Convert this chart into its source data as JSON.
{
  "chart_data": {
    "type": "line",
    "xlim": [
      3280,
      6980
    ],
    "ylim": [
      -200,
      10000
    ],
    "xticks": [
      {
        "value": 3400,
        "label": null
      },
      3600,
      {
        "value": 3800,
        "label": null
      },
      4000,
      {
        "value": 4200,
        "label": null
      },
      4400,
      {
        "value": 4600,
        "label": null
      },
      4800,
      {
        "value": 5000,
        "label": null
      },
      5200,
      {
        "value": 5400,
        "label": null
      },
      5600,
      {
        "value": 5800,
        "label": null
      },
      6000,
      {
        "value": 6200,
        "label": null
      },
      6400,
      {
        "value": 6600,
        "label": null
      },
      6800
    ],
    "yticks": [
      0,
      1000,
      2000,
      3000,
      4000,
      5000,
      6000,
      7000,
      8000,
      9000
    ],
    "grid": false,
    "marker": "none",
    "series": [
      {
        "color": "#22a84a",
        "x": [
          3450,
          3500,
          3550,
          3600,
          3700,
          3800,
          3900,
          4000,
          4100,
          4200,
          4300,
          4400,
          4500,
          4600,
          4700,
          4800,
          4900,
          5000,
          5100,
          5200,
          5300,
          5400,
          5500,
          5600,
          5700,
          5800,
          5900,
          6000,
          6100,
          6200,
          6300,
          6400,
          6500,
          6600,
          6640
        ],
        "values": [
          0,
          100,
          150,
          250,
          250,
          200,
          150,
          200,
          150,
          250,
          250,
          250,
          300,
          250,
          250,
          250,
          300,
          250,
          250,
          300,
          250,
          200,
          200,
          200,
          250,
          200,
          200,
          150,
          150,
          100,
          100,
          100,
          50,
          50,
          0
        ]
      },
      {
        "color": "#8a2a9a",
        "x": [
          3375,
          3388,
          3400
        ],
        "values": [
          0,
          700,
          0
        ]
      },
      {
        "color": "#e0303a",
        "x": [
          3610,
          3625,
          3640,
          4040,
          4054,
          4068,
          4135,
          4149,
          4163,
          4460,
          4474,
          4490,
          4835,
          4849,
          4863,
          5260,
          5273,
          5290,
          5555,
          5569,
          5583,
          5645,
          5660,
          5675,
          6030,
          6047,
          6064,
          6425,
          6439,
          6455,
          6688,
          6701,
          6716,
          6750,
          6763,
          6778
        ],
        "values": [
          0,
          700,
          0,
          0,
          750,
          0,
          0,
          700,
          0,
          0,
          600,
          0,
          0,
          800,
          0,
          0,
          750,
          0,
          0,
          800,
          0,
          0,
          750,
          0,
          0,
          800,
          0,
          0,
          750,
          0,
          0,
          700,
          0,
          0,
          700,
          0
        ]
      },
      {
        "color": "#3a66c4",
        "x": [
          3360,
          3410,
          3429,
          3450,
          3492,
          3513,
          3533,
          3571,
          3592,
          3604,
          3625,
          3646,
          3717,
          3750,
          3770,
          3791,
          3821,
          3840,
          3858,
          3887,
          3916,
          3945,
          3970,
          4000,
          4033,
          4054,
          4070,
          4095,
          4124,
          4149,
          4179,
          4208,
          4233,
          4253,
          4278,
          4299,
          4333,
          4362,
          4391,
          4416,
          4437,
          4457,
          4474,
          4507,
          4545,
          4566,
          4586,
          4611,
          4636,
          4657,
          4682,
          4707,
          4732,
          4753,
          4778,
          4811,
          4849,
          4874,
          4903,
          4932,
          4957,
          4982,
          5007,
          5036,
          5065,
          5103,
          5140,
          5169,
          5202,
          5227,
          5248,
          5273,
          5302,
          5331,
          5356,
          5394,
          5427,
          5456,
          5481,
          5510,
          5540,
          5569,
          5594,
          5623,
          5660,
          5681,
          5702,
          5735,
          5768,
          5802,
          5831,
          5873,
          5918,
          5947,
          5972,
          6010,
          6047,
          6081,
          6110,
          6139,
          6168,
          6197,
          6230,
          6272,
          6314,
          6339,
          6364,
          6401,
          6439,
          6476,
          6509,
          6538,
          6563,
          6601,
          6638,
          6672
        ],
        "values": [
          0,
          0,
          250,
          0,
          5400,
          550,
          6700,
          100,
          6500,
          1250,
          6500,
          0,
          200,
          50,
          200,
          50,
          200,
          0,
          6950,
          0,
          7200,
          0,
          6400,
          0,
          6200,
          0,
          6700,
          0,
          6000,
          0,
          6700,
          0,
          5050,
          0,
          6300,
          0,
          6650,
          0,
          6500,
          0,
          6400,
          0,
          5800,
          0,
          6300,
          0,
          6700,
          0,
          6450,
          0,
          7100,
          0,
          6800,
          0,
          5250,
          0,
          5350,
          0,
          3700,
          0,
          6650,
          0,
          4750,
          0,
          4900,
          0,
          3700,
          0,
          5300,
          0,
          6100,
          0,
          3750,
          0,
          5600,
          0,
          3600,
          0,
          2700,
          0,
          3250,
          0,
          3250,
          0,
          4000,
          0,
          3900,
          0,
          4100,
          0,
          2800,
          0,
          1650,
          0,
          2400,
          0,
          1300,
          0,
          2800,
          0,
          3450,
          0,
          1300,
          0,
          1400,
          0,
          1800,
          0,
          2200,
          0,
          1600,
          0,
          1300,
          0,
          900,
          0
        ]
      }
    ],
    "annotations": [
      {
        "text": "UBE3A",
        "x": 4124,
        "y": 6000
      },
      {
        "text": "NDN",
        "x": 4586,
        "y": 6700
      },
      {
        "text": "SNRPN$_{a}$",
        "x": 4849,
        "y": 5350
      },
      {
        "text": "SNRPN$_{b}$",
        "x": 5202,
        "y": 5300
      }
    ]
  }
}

§ §

→ Problem requirements: From the data above, show each line that contains "color".

→ Result of the exercise:
        "color": "#22a84a",
        "color": "#8a2a9a",
        "color": "#e0303a",
        "color": "#3a66c4",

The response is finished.